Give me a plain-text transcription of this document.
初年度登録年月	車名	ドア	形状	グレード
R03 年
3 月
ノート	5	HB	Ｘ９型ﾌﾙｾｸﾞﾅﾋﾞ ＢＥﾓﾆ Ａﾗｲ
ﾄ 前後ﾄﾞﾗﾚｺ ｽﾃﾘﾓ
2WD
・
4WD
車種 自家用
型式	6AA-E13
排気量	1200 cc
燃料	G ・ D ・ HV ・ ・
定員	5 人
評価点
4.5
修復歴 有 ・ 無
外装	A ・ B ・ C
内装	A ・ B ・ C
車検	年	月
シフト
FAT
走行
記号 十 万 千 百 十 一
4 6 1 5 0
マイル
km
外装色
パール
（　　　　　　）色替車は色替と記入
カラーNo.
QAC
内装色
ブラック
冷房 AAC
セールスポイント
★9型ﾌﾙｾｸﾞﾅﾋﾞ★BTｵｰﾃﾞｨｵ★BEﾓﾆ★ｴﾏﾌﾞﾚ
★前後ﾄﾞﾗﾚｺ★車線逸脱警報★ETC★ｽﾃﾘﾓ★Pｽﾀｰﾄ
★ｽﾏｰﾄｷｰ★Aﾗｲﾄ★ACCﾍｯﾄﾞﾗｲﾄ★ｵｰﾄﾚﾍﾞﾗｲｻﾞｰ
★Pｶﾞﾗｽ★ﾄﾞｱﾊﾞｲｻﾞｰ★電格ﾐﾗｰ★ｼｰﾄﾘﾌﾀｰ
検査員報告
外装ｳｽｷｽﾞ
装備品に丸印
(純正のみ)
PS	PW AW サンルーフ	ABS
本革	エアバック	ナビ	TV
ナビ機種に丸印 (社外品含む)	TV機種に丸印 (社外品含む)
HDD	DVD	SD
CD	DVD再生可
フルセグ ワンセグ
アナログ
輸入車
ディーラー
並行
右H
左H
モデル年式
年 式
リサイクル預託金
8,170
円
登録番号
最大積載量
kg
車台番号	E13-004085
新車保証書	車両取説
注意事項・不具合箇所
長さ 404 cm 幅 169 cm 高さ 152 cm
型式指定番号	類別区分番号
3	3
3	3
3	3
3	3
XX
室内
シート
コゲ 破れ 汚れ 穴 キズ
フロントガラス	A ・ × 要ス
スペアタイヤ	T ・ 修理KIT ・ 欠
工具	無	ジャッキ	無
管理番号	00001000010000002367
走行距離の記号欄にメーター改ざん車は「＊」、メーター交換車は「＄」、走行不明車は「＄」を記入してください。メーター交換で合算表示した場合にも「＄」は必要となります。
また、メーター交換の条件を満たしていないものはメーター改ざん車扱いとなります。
———
- [Task instructions]
Pull out every line in the material above where "ｽﾃﾘﾓ" occurs.

- [Reply]
ﾄ 前後ﾄﾞﾗﾚｺ ｽﾃﾘﾓ
★前後ﾄﾞﾗﾚｺ★車線逸脱警報★ETC★ｽﾃﾘﾓ★Pｽﾀｰﾄ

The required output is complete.